# Request
In the entries below, find the lines that contain the word "KSAP" and copy them.

# Extracted data
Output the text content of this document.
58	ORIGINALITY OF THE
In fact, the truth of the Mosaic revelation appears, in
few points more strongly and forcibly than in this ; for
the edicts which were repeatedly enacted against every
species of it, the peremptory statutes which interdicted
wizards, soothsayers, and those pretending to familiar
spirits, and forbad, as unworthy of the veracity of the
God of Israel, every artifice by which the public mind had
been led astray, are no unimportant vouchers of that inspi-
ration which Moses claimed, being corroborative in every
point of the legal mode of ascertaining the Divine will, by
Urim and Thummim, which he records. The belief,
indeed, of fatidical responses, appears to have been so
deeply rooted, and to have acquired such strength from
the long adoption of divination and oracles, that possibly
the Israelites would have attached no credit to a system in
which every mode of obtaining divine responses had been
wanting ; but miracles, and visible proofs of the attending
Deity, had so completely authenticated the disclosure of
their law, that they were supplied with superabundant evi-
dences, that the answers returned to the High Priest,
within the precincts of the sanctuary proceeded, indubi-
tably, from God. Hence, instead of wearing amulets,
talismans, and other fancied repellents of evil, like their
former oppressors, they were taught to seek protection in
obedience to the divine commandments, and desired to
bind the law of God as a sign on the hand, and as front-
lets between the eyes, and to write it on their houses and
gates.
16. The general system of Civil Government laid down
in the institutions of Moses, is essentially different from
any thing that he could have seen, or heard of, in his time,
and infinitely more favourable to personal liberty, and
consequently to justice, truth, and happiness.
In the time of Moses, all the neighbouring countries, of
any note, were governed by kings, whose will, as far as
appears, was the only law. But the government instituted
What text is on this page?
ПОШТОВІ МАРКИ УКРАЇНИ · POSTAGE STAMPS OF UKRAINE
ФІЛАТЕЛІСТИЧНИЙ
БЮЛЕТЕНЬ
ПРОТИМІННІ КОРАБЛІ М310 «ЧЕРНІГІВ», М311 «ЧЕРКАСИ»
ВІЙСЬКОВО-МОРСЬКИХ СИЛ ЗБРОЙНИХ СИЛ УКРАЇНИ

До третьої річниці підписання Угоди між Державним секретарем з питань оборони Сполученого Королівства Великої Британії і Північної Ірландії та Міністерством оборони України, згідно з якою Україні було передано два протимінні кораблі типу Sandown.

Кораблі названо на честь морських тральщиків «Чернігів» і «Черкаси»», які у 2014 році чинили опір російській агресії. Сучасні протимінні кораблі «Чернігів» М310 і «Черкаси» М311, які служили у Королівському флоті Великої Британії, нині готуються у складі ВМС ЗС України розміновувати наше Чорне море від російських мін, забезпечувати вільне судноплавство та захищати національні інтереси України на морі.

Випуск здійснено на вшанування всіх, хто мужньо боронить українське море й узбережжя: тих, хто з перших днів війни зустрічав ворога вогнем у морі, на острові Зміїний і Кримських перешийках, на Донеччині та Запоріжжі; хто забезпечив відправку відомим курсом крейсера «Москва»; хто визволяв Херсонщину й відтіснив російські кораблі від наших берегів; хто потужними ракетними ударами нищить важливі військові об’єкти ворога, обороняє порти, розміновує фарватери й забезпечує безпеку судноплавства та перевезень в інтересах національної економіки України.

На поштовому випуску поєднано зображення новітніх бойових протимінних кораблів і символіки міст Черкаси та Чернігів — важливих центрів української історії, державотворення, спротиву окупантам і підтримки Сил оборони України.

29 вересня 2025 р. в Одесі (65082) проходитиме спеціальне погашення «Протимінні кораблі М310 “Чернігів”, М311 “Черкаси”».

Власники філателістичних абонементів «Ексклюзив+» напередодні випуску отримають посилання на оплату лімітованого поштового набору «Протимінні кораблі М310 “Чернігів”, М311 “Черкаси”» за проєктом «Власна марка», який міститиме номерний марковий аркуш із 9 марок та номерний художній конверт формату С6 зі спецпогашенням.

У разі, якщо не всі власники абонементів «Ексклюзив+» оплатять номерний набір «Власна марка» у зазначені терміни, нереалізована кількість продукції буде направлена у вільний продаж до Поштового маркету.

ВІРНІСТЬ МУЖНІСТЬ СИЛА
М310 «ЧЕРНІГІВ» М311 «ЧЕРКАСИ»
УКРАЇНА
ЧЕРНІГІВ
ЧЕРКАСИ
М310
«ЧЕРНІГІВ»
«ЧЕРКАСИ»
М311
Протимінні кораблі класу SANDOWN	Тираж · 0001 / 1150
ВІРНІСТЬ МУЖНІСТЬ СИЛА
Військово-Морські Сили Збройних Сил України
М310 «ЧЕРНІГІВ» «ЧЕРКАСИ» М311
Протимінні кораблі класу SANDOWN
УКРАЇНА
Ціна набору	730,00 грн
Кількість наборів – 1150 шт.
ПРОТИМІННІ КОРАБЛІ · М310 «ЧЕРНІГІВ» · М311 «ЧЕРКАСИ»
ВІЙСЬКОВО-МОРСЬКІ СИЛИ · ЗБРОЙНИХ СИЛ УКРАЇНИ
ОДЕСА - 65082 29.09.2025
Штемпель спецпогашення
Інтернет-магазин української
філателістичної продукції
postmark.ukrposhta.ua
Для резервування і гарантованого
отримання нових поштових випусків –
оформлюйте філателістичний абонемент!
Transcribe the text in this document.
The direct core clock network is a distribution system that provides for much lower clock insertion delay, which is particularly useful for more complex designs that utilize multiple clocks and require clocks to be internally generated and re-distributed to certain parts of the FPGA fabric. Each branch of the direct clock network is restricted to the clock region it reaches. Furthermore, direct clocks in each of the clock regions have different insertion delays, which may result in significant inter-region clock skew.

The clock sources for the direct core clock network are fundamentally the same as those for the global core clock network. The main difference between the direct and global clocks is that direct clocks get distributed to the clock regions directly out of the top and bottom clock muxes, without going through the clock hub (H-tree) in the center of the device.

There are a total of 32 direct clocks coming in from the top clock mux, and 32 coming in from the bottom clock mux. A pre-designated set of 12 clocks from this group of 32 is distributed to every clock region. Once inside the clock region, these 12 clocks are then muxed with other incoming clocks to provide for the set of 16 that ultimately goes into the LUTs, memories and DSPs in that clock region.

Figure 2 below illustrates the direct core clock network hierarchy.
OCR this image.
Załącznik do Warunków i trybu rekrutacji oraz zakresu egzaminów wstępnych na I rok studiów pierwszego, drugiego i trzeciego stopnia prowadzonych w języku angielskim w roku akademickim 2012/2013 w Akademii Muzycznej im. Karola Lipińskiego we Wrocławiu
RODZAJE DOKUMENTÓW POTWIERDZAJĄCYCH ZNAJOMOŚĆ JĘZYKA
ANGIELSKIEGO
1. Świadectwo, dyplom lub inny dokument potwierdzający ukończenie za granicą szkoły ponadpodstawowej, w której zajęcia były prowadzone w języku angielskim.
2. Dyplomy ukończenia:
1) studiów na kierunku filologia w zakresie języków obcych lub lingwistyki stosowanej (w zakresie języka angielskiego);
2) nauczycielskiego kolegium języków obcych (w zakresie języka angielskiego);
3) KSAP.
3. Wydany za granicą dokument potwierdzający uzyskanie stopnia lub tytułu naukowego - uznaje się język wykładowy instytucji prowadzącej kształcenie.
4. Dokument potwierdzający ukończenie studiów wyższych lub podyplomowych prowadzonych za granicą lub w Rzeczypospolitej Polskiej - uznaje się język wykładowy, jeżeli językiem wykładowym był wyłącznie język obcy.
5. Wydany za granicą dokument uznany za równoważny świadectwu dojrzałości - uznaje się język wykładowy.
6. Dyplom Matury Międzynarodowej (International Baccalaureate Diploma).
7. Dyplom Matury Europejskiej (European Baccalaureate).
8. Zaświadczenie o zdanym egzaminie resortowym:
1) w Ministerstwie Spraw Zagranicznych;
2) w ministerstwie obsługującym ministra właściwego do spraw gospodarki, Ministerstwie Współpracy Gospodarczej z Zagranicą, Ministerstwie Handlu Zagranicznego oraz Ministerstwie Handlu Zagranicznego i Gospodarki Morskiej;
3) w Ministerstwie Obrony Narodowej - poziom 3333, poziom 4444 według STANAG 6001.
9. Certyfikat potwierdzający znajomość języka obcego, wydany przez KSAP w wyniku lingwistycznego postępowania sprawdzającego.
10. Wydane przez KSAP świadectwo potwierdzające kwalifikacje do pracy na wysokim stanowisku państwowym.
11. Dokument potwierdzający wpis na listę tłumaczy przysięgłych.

# Written response
3) KSAP.
9. Certyfikat potwierdzający znajomość języka obcego, wydany przez KSAP w wyniku lingwistycznego postępowania sprawdzającego.
10. Wydane przez KSAP świadectwo potwierdzające kwalifikacje do pracy na wysokim stanowisku państwowym.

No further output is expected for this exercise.